*Document passage*:
While many vampire romance books like The Vampire Diaries and The Mortal Instruments focus on the aspect of how dangerous it is for a vampire to fall in love with a human, the Twilight series really explores this concept. For example, in book one, Edward wanted to drink Bella’s blood. But once he finds himself falling in love with her, he wants to protect Bella.
In the second book New Moon, it’s revealed that vampires have a police system of sorts called the Volturi, who work to ensure that vampires do not get exposed to humans. Since Bella knew that Edward and his adopted family were vampires, she was at risk of revealing their secret. In the fourth book Breaking Dawn, it is revealed that humans and vampires can create potentially dangerous hybrids.
Despite its bad reputation and borderline unhealthy relationships, the fact that the Twilight series dove into why vampire relationships were potentially dangerous is part of the reason why that series appealed to pre-teens and teens like myself.
A second reason why vampire books appeal to teens and YA is the amount of teenage drama and angst that happens in them.
Being a teen is scary. There is no sense of permanence for anything! Everything seems to be changing — bodies, settings, interests, and possibly even friends. The lack of permanence or stability can leave a person feeling stressed out, frustrated, or scared. Many teens and young adults have feelings of loneliness and isolation.
Authors of vampire books often explore these feelings of loneliness. For example, in Millennium Snow by Bisco Hatori, the vampire Toya is lonely and frustrated. Vampires in this story seek human partners to be bonded to for 1000 years to drink their blood. However, Toya does not want to befriend humans since they will eventually die and leave him behind.
While Toya knows that if he bit his potential human partner, they’d live for 1000 years with him, he does not think it’s fair to allow someone to watch all their loved ones grow old and die while they continue living. Therefore, he isolates himself from the world and is very cold towards humans.
Another theme often explored in vampire books is the love triangle. While the love triangle is a popular trope associated with young adult books, it is an essential plot device in vampire novels. It provides a source of conflict for the characters and makes the story even more relatable to teens.
Fictional teenagers typically obsess over their crushes and will do anything if it means they get to date them. When the object of their affection rejects them, they normally focus on someone else. However, this often backfires later when the protagonist’s former crush wants to be with them, creating tension amongst the protagonist, the former crush, and the current one.
One popular vampire book protagonist that is guilty of this trope is Elena from The Vampire Diaries when she has to choose between Damon and Stefan. Other examples include Twilight where Bella has to decide between Edward and Jacob, and The Mortal Instruments where Clary has to pick between Jace and Simon.
Despite all the angst happening in the vampire books, having a character go through the same issues as teenagers allows them to cope with their feelings and makes them realize they aren’t alone.
The Fantasy Aspect
Fantasy may not be everyone’s genre, but that’s what makes the YA paranormal romance genre thrive. Vampires are mythical creatures that have stories written about them all over the world as monsters that seduce victims to drink their blood.

*Stated task*: In the passage on vampire books for teens, how long do the vampires in Millennium Snow stay bonded to their human partners?

*Information given*:

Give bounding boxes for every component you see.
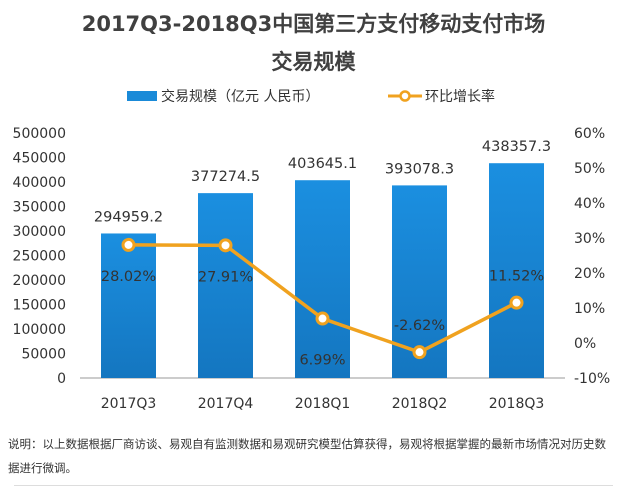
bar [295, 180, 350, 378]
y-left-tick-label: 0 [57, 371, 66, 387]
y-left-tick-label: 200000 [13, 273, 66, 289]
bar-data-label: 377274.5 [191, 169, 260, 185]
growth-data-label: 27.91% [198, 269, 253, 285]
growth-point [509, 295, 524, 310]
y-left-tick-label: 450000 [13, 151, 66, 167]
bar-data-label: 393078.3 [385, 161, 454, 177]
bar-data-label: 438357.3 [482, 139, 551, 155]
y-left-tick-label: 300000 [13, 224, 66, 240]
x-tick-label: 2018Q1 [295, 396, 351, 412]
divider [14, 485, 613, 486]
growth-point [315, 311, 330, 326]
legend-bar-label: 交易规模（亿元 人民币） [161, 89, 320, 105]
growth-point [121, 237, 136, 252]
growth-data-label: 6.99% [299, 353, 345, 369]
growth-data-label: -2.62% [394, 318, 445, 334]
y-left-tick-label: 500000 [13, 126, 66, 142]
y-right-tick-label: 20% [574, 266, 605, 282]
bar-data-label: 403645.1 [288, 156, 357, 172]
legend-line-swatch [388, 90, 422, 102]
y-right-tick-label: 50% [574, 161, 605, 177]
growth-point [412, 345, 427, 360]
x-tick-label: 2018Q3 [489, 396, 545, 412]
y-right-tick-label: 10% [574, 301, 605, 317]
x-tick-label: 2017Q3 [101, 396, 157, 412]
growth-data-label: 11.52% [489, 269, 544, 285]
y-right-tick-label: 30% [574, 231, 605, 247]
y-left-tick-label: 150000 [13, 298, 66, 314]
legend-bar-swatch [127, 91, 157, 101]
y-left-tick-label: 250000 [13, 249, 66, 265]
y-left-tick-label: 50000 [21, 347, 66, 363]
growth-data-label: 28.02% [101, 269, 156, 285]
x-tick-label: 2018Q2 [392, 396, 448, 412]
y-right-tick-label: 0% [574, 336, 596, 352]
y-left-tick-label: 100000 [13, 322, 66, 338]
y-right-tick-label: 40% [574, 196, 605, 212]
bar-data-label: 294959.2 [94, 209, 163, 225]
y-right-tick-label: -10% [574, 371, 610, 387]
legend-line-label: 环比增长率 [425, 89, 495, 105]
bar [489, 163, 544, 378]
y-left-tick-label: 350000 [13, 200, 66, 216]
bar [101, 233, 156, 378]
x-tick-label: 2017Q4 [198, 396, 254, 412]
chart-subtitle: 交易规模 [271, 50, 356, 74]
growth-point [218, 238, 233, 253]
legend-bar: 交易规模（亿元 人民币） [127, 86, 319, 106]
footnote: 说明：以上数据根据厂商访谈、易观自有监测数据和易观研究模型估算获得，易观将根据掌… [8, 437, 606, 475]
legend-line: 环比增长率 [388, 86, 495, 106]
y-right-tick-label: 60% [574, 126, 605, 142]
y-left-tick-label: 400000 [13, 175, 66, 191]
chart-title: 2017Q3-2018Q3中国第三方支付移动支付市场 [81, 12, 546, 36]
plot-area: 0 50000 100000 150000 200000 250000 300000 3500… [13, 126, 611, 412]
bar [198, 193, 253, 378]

*Complete answer*: For 1000 years.